## Data excerpts
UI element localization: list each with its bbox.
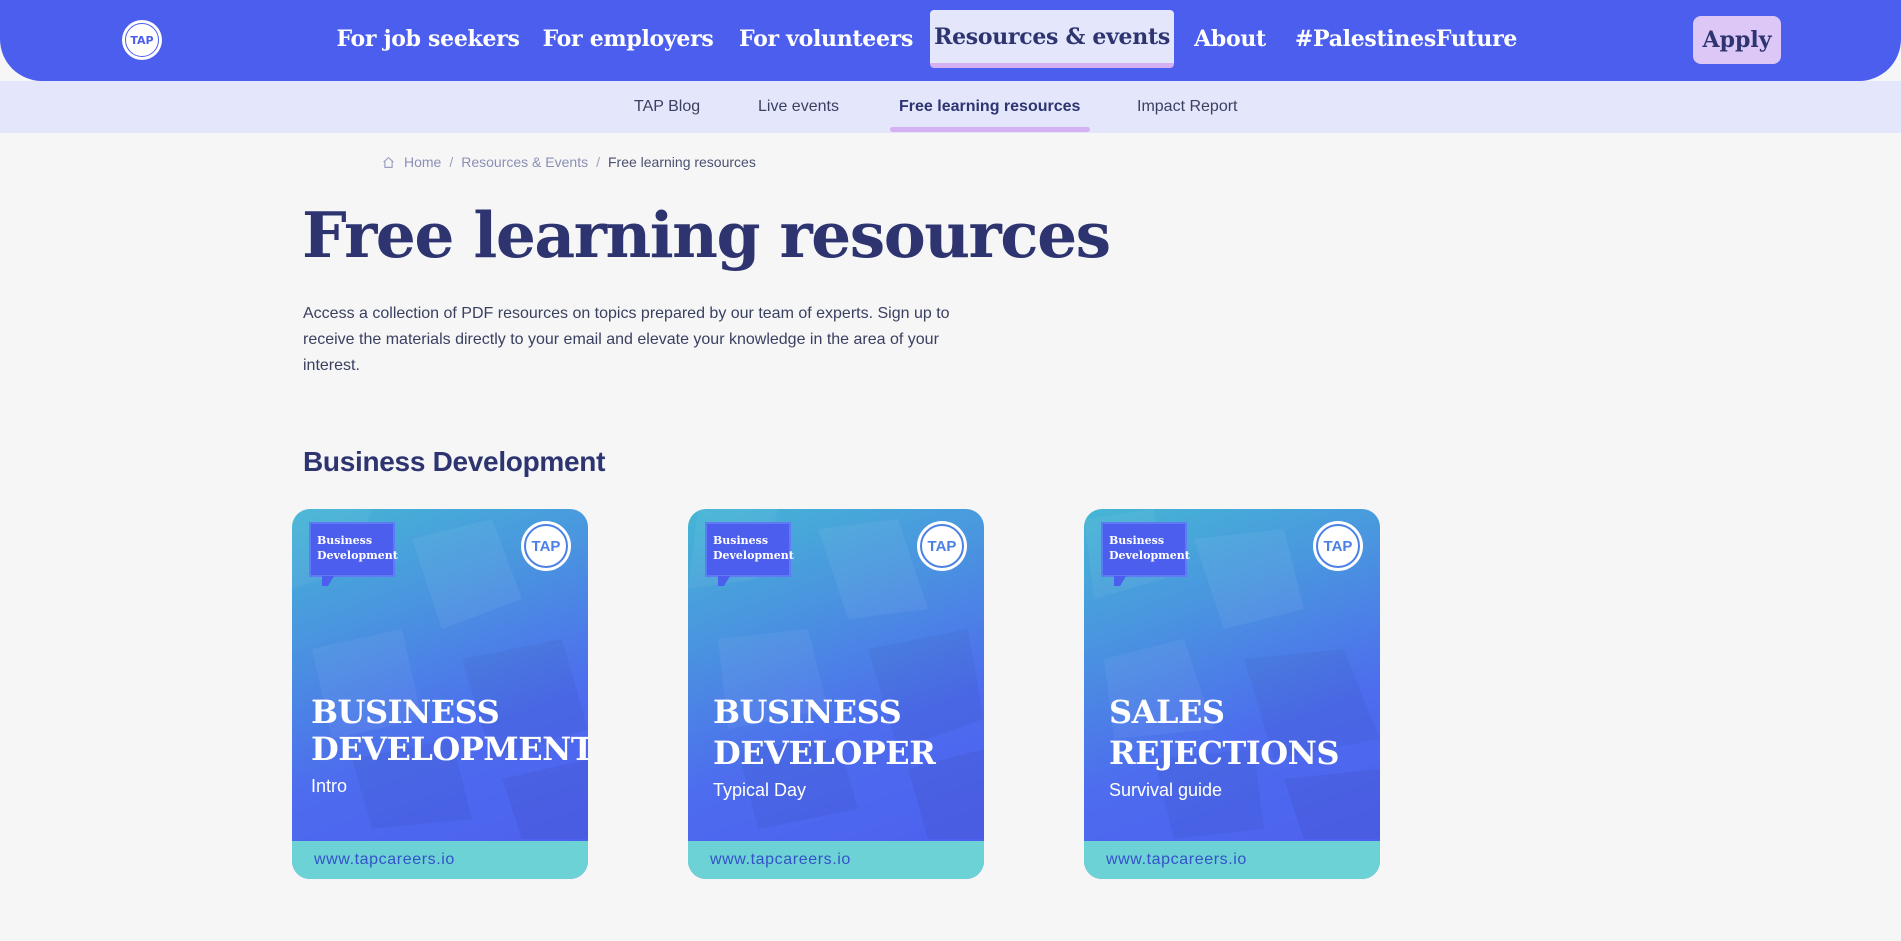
- card-subline: Typical Day: [713, 780, 807, 800]
- tag-line: Business: [1109, 534, 1165, 547]
- tag-line: Business: [317, 534, 373, 547]
- badge-text: TAP: [920, 524, 964, 568]
- tag-tail: [1114, 576, 1126, 586]
- tag-line: Business: [713, 534, 769, 547]
- tag-line: Development: [317, 549, 398, 562]
- nav-for-job-seekers[interactable]: For job seekers: [336, 10, 519, 68]
- sub-navigation: TAP Blog Live events Free learning resou…: [0, 81, 1901, 133]
- tap-logo[interactable]: TAP: [122, 20, 162, 60]
- nav-resources-and-events[interactable]: Resources & events: [930, 10, 1174, 68]
- breadcrumb-separator: /: [596, 154, 600, 170]
- card-headline-line1: SALES: [1109, 693, 1225, 731]
- card-footer-url: www.tapcareers.io: [688, 841, 984, 879]
- nav-about[interactable]: About: [1194, 10, 1266, 68]
- card-footer-url: www.tapcareers.io: [292, 841, 588, 879]
- subnav-tap-blog[interactable]: TAP Blog: [634, 81, 700, 133]
- section-title: Business Development: [303, 446, 606, 477]
- page-title: Free learning resources: [302, 198, 1111, 272]
- tap-badge: TAP: [1313, 521, 1363, 571]
- resource-card-business-development-intro[interactable]: Business Development TAP BUSINESS DEVELO…: [292, 509, 588, 879]
- breadcrumb: Home / Resources & Events / Free learnin…: [382, 154, 756, 170]
- breadcrumb-current: Free learning resources: [607, 154, 756, 170]
- subnav-live-events[interactable]: Live events: [758, 81, 839, 133]
- resource-card-business-developer-typical-day[interactable]: Business Development TAP BUSINESS DEVELO…: [688, 509, 984, 879]
- breadcrumb-home[interactable]: Home: [404, 154, 441, 170]
- subnav-impact-report[interactable]: Impact Report: [1137, 81, 1237, 133]
- breadcrumb-resources-and-events[interactable]: Resources & Events: [461, 154, 588, 170]
- nav-palestines-future[interactable]: #PalestinesFuture: [1295, 10, 1517, 68]
- nav-for-employers[interactable]: For employers: [543, 10, 714, 68]
- card-headline-line1: BUSINESS: [713, 693, 902, 731]
- subnav-free-learning-resources[interactable]: Free learning resources: [899, 81, 1080, 133]
- card-footer-url: www.tapcareers.io: [1084, 841, 1380, 879]
- logo-text: TAP: [125, 23, 159, 57]
- card-headline-line2: REJECTIONS: [1109, 734, 1340, 772]
- card-subline: Intro: [311, 776, 348, 796]
- category-tag: Business Development: [309, 522, 398, 577]
- tag-line: Development: [713, 549, 794, 562]
- home-icon: [383, 156, 394, 168]
- card-subline: Survival guide: [1109, 780, 1223, 800]
- card-headline-line1: BUSINESS: [311, 693, 500, 731]
- tap-badge: TAP: [917, 521, 967, 571]
- tap-badge: TAP: [521, 521, 571, 571]
- active-subnav-indicator: [890, 127, 1090, 132]
- top-navigation: TAP For job seekers For employers For vo…: [0, 0, 1901, 81]
- tag-tail: [322, 576, 334, 586]
- card-headline-line2: DEVELOPER: [713, 734, 936, 772]
- page-intro: Access a collection of PDF resources on …: [303, 305, 950, 374]
- resource-card-sales-rejections-survival-guide[interactable]: Business Development TAP SALES REJECTION…: [1084, 509, 1380, 879]
- breadcrumb-separator: /: [449, 154, 454, 170]
- tag-tail: [718, 576, 730, 586]
- card-headline-line2: DEVELOPMENT: [311, 730, 588, 768]
- apply-button[interactable]: Apply: [1693, 16, 1781, 64]
- badge-text: TAP: [524, 524, 568, 568]
- category-tag: Business Development: [1101, 522, 1190, 577]
- tag-line: Development: [1109, 549, 1190, 562]
- badge-text: TAP: [1316, 524, 1360, 568]
- nav-for-volunteers[interactable]: For volunteers: [739, 10, 913, 68]
- category-tag: Business Development: [705, 522, 794, 577]
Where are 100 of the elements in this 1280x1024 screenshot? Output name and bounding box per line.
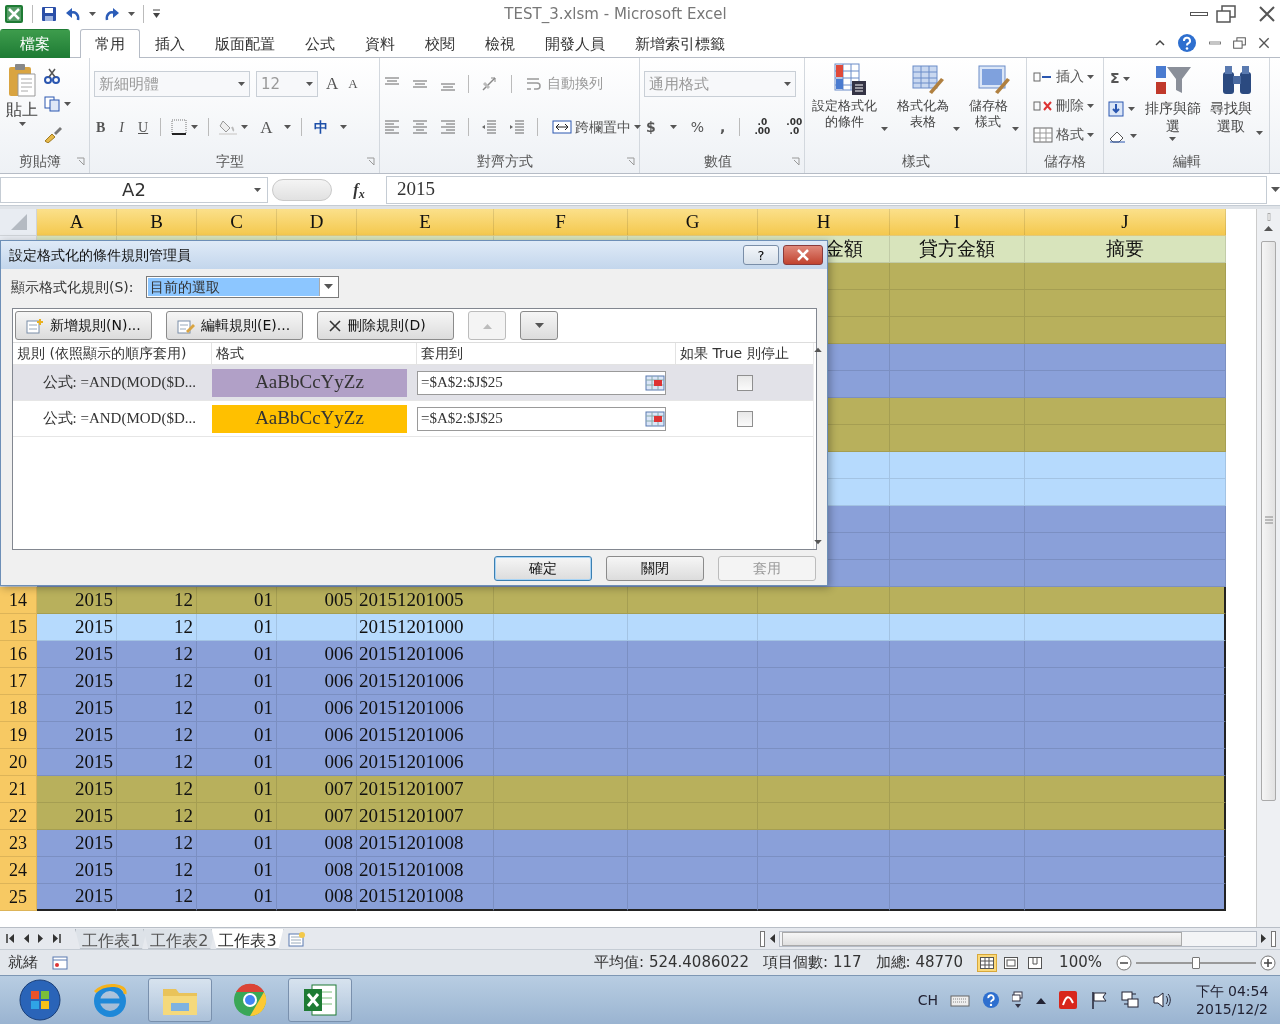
restore-icon[interactable] <box>1216 5 1236 23</box>
first-sheet-icon[interactable] <box>6 934 14 943</box>
next-sheet-icon[interactable] <box>38 934 44 943</box>
column-header[interactable]: H <box>758 209 890 236</box>
pdf-app-icon[interactable] <box>1058 990 1078 1010</box>
currency-button[interactable]: $ <box>644 116 658 138</box>
sort-filter-button[interactable]: 排序與篩選 <box>1141 62 1204 149</box>
autosum-button[interactable]: Σ <box>1108 68 1137 89</box>
restore-icon[interactable] <box>1233 36 1246 49</box>
close-icon[interactable] <box>1258 5 1276 23</box>
zoom-slider[interactable] <box>1136 956 1256 969</box>
speaker-icon[interactable] <box>1152 991 1172 1009</box>
copy-icon[interactable] <box>44 96 60 113</box>
row-header[interactable]: 22 <box>0 803 37 830</box>
paste-button[interactable]: 貼上 <box>4 62 40 149</box>
move-down-button[interactable] <box>520 311 558 340</box>
cell-styles-button[interactable]: 儲存格樣式 <box>968 62 1019 149</box>
save-icon[interactable] <box>41 6 57 22</box>
dialog-launcher-icon[interactable] <box>626 156 635 166</box>
dialog-launcher-icon[interactable] <box>791 156 800 166</box>
ribbon-tab[interactable]: 開發人員 <box>530 29 620 58</box>
italic-button[interactable]: I <box>117 116 126 138</box>
borders-icon[interactable] <box>171 119 188 136</box>
close-button[interactable] <box>783 245 823 265</box>
merge-center-button[interactable]: 跨欄置中 <box>550 116 643 138</box>
stop-if-true-checkbox[interactable] <box>736 374 753 391</box>
close-dialog-button[interactable]: 關閉 <box>606 556 704 581</box>
redo-icon[interactable] <box>104 7 120 21</box>
column-header[interactable]: G <box>628 209 758 236</box>
column-header[interactable]: C <box>197 209 277 236</box>
column-header[interactable]: B <box>117 209 197 236</box>
row-header[interactable]: 19 <box>0 722 37 749</box>
underline-button[interactable]: U <box>136 116 151 138</box>
conditional-formatting-button[interactable]: 設定格式化的條件 <box>812 62 889 149</box>
format-painter-icon[interactable] <box>44 124 62 143</box>
column-header[interactable]: F <box>494 209 628 236</box>
comma-button[interactable]: , <box>718 116 728 138</box>
format-cells-button[interactable]: 格式 <box>1031 124 1096 145</box>
ribbon-tab[interactable]: 資料 <box>350 29 410 58</box>
phonetic-button[interactable]: 中 <box>312 116 331 138</box>
grow-font-button[interactable]: A <box>324 71 341 97</box>
row-header[interactable]: 16 <box>0 641 37 668</box>
decrease-decimal-button[interactable]: .00 .0 <box>784 118 805 137</box>
column-header[interactable]: D <box>277 209 357 236</box>
show-rules-dropdown[interactable]: 目前的選取 <box>145 276 339 298</box>
insert-cells-button[interactable]: 插入 <box>1031 66 1096 87</box>
clock-date[interactable]: 2015/12/2 <box>1192 1000 1272 1019</box>
scrollbar-thumb[interactable] <box>782 931 1182 946</box>
column-header[interactable]: A <box>37 209 117 236</box>
customize-toolbar-icon[interactable] <box>152 9 161 19</box>
increase-indent-icon[interactable] <box>509 120 525 135</box>
ribbon-tab[interactable]: 公式 <box>290 29 350 58</box>
zoom-out-icon[interactable] <box>1116 954 1132 971</box>
help-button[interactable]: ? <box>743 245 779 265</box>
stop-if-true-checkbox[interactable] <box>736 410 753 427</box>
language-indicator[interactable]: CH <box>917 989 938 1011</box>
column-header[interactable]: J <box>1025 209 1226 236</box>
scroll-up-icon[interactable] <box>814 347 822 352</box>
folder-button[interactable] <box>148 978 212 1022</box>
network-icon[interactable] <box>1120 990 1140 1010</box>
record-macro-icon[interactable] <box>52 955 68 970</box>
slider-thumb[interactable] <box>1192 956 1200 969</box>
row-header[interactable]: 20 <box>0 749 37 776</box>
ok-button[interactable]: 確定 <box>494 556 592 581</box>
row-header[interactable]: 14 <box>0 587 37 614</box>
normal-view-button[interactable] <box>977 953 998 972</box>
show-hidden-icons[interactable] <box>1036 996 1046 1004</box>
formula-bar-handle[interactable] <box>272 178 332 201</box>
undo-icon[interactable] <box>65 7 81 21</box>
bold-button[interactable]: B <box>94 116 108 138</box>
new-rule-button[interactable]: 新增規則(N)... <box>15 311 152 340</box>
zoom-in-icon[interactable] <box>1260 954 1276 971</box>
row-header[interactable]: 23 <box>0 830 37 857</box>
delete-rule-button[interactable]: 刪除規則(D) <box>317 311 454 340</box>
column-header[interactable]: I <box>890 209 1025 236</box>
column-header[interactable]: E <box>357 209 494 236</box>
rule-row[interactable]: 公式: =AND(MOD($D... AaBbCcYyZz =$A$2:$J$25 <box>13 365 813 401</box>
fill-color-icon[interactable] <box>219 119 238 136</box>
scroll-right-icon[interactable] <box>1261 934 1267 943</box>
shrink-font-button[interactable]: A <box>346 74 360 94</box>
row-header[interactable]: 15 <box>0 614 37 641</box>
sheet-tab[interactable]: 工作表2 <box>143 928 216 949</box>
applies-to-field[interactable]: =$A$2:$J$25 <box>417 370 666 395</box>
file-tab[interactable]: 檔案 <box>0 29 70 58</box>
row-header[interactable]: 24 <box>0 857 37 884</box>
row-header[interactable]: 25 <box>0 884 37 911</box>
clock-time[interactable]: 下午 04:54 <box>1192 981 1272 1000</box>
split-handle-icon[interactable] <box>1271 930 1276 947</box>
row-header[interactable]: 17 <box>0 668 37 695</box>
split-handle-icon[interactable] <box>760 930 765 947</box>
rule-row[interactable]: 公式: =AND(MOD($D... AaBbCcYyZz =$A$2:$J$25 <box>13 401 813 437</box>
increase-decimal-button[interactable]: .0 .00 <box>752 118 773 137</box>
collapse-ribbon-icon[interactable] <box>1155 39 1165 46</box>
decrease-indent-icon[interactable] <box>481 120 497 135</box>
keyboard-icon[interactable] <box>950 993 970 1007</box>
help-icon[interactable] <box>1177 32 1197 53</box>
ribbon-tab[interactable]: 版面配置 <box>200 29 290 58</box>
percent-button[interactable]: % <box>688 116 707 138</box>
name-box[interactable]: A2 <box>0 176 268 203</box>
minimize-icon[interactable] <box>1190 12 1208 16</box>
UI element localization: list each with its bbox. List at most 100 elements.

## Exercise
Copy out the lines from the one containing "restore-icon[interactable] <box>1216 5" through the one containing "autosum-button[interactable]: Σ <box>1108", both included, reproducing each line without changes.

## The solution
restore-icon[interactable] <box>1216 5 1236 23</box>
first-sheet-icon[interactable] <box>6 934 14 943</box>
next-sheet-icon[interactable] <box>38 934 44 943</box>
column-header[interactable]: H <box>758 209 890 236</box>
pdf-app-icon[interactable] <box>1058 990 1078 1010</box>
currency-button[interactable]: $ <box>644 116 658 138</box>
sort-filter-button[interactable]: 排序與篩選 <box>1141 62 1204 149</box>
autosum-button[interactable]: Σ <box>1108 68 1137 89</box>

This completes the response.